Your task
Return all of the entries exactly as written.

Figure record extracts
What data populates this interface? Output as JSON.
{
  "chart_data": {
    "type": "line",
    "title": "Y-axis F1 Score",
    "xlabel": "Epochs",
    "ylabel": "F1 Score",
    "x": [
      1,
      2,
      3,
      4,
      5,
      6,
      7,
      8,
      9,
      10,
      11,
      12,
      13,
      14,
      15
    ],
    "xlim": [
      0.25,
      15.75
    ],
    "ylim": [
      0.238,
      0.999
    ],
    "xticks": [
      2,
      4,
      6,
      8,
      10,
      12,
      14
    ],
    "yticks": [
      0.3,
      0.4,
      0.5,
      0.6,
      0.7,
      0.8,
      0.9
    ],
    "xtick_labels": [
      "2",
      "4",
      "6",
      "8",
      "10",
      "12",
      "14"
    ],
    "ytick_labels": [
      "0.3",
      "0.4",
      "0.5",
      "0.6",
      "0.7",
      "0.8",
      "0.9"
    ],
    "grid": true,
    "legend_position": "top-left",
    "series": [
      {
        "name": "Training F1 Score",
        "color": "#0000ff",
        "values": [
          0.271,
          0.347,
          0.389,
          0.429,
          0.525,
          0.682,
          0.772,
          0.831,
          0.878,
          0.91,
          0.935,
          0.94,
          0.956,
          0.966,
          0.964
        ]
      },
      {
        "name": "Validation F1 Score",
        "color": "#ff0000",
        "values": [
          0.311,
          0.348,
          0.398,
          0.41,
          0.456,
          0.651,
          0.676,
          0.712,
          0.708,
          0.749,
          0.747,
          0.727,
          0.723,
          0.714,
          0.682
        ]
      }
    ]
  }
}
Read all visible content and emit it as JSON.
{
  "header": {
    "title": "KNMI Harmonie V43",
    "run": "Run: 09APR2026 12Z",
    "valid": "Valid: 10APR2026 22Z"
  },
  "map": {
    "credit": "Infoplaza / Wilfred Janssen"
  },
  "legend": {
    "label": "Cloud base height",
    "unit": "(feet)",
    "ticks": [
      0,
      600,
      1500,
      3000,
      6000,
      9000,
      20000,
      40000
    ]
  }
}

Reply
What data populates this interface? Output as JSON.
{
  "chart_data": {
    "type": "line",
    "title": "Y-axis F1 Score",
    "xlabel": "Epochs",
    "ylabel": "F1 Score",
    "x": [
      1,
      2,
      3,
      4,
      5,
      6,
      7,
      8,
      9,
      10,
      11,
      12,
      13,
      14,
      15
    ],
    "xlim": [
      0.25,
      15.75
    ],
    "ylim": [
      0.238,
      0.999
    ],
    "xticks": [
      2,
      4,
      6,
      8,
      10,
      12,
      14
    ],
    "yticks": [
      0.3,
      0.4,
      0.5,
      0.6,
      0.7,
      0.8,
      0.9
    ],
    "xtick_labels": [
      "2",
      "4",
      "6",
      "8",
      "10",
      "12",
      "14"
    ],
    "ytick_labels": [
      "0.3",
      "0.4",
      "0.5",
      "0.6",
      "0.7",
      "0.8",
      "0.9"
    ],
    "grid": true,
    "legend_position": "top-left",
    "series": [
      {
        "name": "Training F1 Score",
        "color": "#0000ff",
        "values": [
          0.271,
          0.347,
          0.389,
          0.429,
          0.525,
          0.682,
          0.772,
          0.831,
          0.878,
          0.91,
          0.935,
          0.94,
          0.956,
          0.966,
          0.964
        ]
      },
      {
        "name": "Validation F1 Score",
        "color": "#ff0000",
        "values": [
          0.311,
          0.348,
          0.398,
          0.41,
          0.456,
          0.651,
          0.676,
          0.712,
          0.708,
          0.749,
          0.747,
          0.727,
          0.723,
          0.714,
          0.682
        ]
      }
    ]
  }
}
Read all visible content and emit it as JSON.
{
  "header": {
    "title": "KNMI Harmonie V43",
    "run": "Run: 09APR2026 12Z",
    "valid": "Valid: 10APR2026 22Z"
  },
  "map": {
    "credit": "Infoplaza / Wilfred Janssen"
  },
  "legend": {
    "label": "Cloud base height",
    "unit": "(feet)",
    "ticks": [
      0,
      600,
      1500,
      3000,
      6000,
      9000,
      20000,
      40000
    ]
  }
}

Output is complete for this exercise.